[Challenge]:
Transcribe every line exactly and omit anything that is a picture.

--- start Source data ---

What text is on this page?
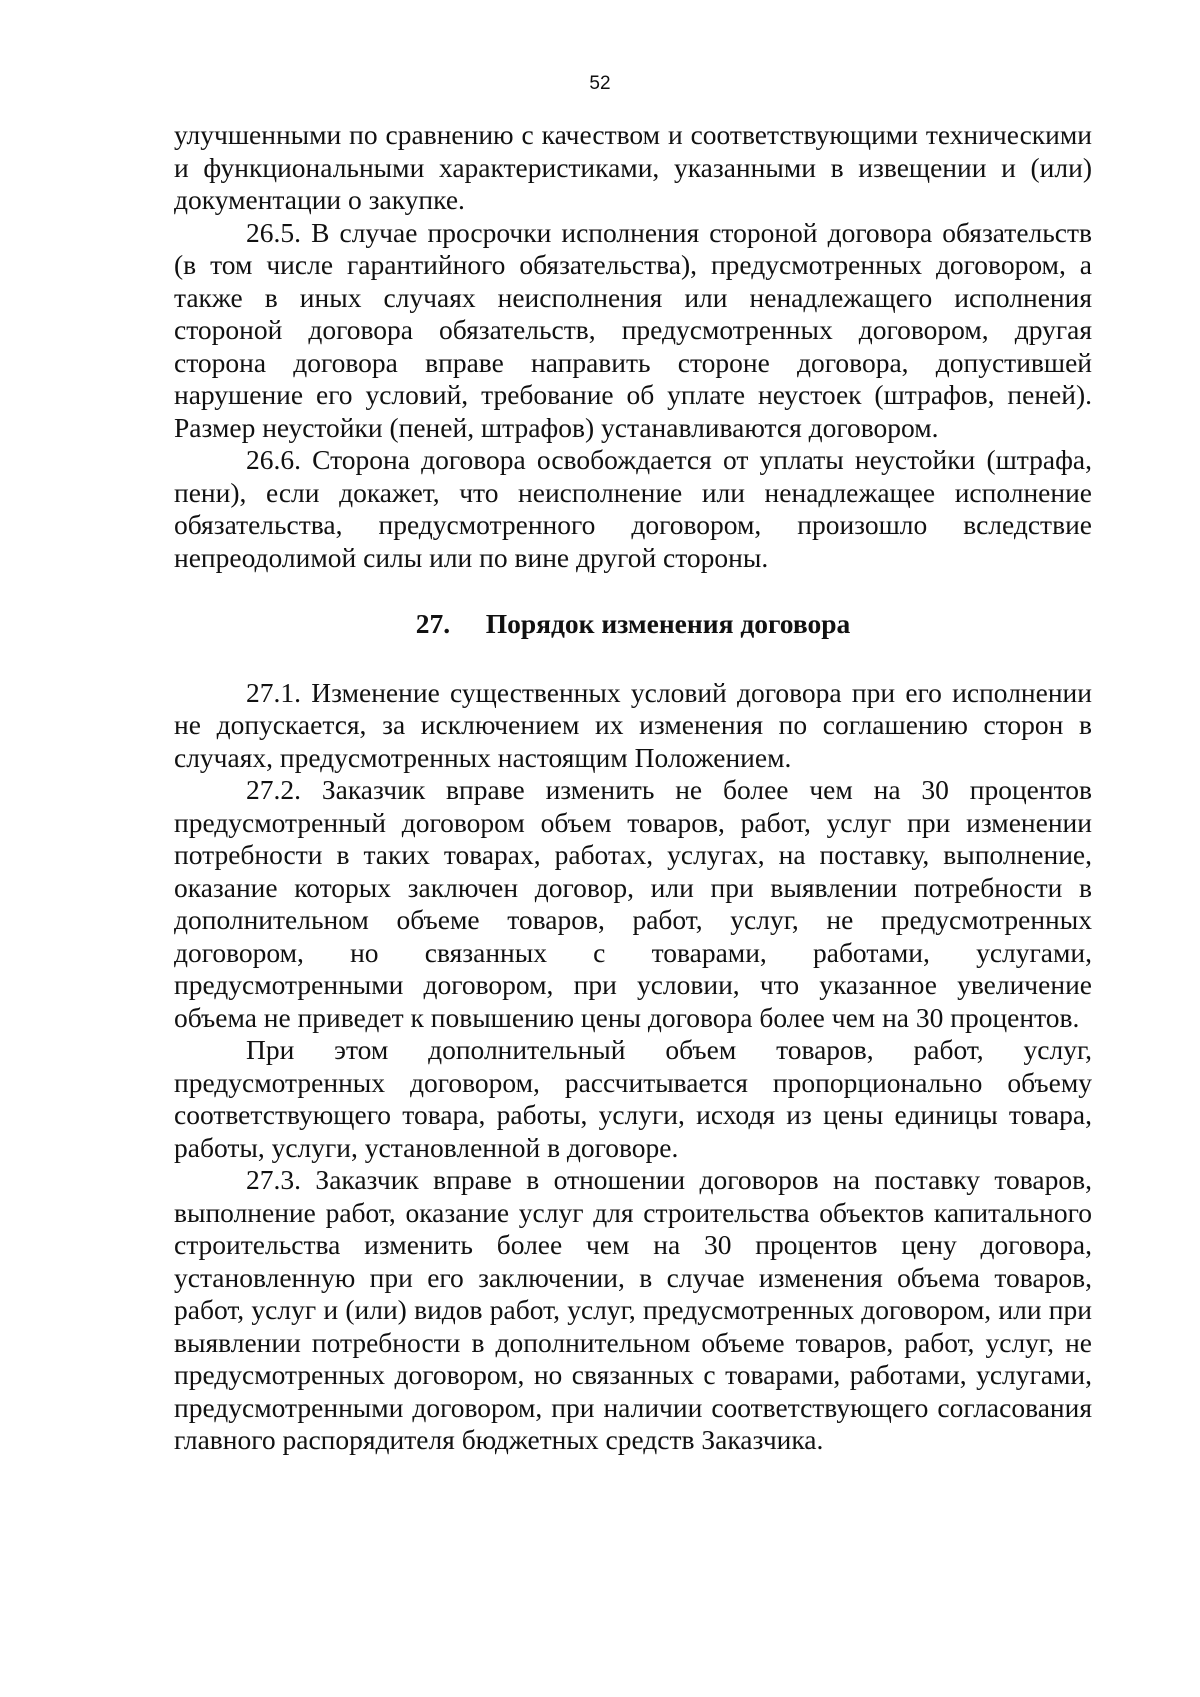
52

улучшенными по сравнению с качеством и соответствующими техническими и функциональными характеристиками, указанными в извещении и (или) документации о закупке.

26.5. В случае просрочки исполнения стороной договора обязательств (в том числе гарантийного обязательства), предусмотренных договором, а также в иных случаях неисполнения или ненадлежащего исполнения стороной договора обязательств, предусмотренных договором, другая сторона договора вправе направить стороне договора, допустившей нарушение его условий, требование об уплате неустоек (штрафов, пеней). Размер неустойки (пеней, штрафов) устанавливаются договором.

26.6. Сторона договора освобождается от уплаты неустойки (штрафа, пени), если докажет, что неисполнение или ненадлежащее исполнение обязательства, предусмотренного договором, произошло вследствие непреодолимой силы или по вине другой стороны.

27. Порядок изменения договора

27.1. Изменение существенных условий договора при его исполнении не допускается, за исключением их изменения по соглашению сторон в случаях, предусмотренных настоящим Положением.

27.2. Заказчик вправе изменить не более чем на 30 процентов предусмотренный договором объем товаров, работ, услуг при изменении потребности в таких товарах, работах, услугах, на поставку, выполнение, оказание которых заключен договор, или при выявлении потребности в дополнительном объеме товаров, работ, услуг, не предусмотренных договором, но связанных с товарами, работами, услугами, предусмотренными договором, при условии, что указанное увеличение объема не приведет к повышению цены договора более чем на 30 процентов.

При этом дополнительный объем товаров, работ, услуг, предусмотренных договором, рассчитывается пропорционально объему соответствующего товара, работы, услуги, исходя из цены единицы товара, работы, услуги, установленной в договоре.

27.3. Заказчик вправе в отношении договоров на поставку товаров, выполнение работ, оказание услуг для строительства объектов капитального строительства изменить более чем на 30 процентов цену договора, установленную при его заключении, в случае изменения объема товаров, работ, услуг и (или) видов работ, услуг, предусмотренных договором, или при выявлении потребности в дополнительном объеме товаров, работ, услуг, не предусмотренных договором, но связанных с товарами, работами, услугами, предусмотренными договором, при наличии соответствующего согласования главного распорядителя бюджетных средств Заказчика.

--- end Source data ---

[Result of this exercise]:
What text is on this page?
52

улучшенными по сравнению с качеством и соответствующими техническими и функциональными характеристиками, указанными в извещении и (или) документации о закупке.

26.5. В случае просрочки исполнения стороной договора обязательств (в том числе гарантийного обязательства), предусмотренных договором, а также в иных случаях неисполнения или ненадлежащего исполнения стороной договора обязательств, предусмотренных договором, другая сторона договора вправе направить стороне договора, допустившей нарушение его условий, требование об уплате неустоек (штрафов, пеней). Размер неустойки (пеней, штрафов) устанавливаются договором.

26.6. Сторона договора освобождается от уплаты неустойки (штрафа, пени), если докажет, что неисполнение или ненадлежащее исполнение обязательства, предусмотренного договором, произошло вследствие непреодолимой силы или по вине другой стороны.

27. Порядок изменения договора

27.1. Изменение существенных условий договора при его исполнении не допускается, за исключением их изменения по соглашению сторон в случаях, предусмотренных настоящим Положением.

27.2. Заказчик вправе изменить не более чем на 30 процентов предусмотренный договором объем товаров, работ, услуг при изменении потребности в таких товарах, работах, услугах, на поставку, выполнение, оказание которых заключен договор, или при выявлении потребности в дополнительном объеме товаров, работ, услуг, не предусмотренных договором, но связанных с товарами, работами, услугами, предусмотренными договором, при условии, что указанное увеличение объема не приведет к повышению цены договора более чем на 30 процентов.

При этом дополнительный объем товаров, работ, услуг, предусмотренных договором, рассчитывается пропорционально объему соответствующего товара, работы, услуги, исходя из цены единицы товара, работы, услуги, установленной в договоре.

27.3. Заказчик вправе в отношении договоров на поставку товаров, выполнение работ, оказание услуг для строительства объектов капитального строительства изменить более чем на 30 процентов цену договора, установленную при его заключении, в случае изменения объема товаров, работ, услуг и (или) видов работ, услуг, предусмотренных договором, или при выявлении потребности в дополнительном объеме товаров, работ, услуг, не предусмотренных договором, но связанных с товарами, работами, услугами, предусмотренными договором, при наличии соответствующего согласования главного распорядителя бюджетных средств Заказчика.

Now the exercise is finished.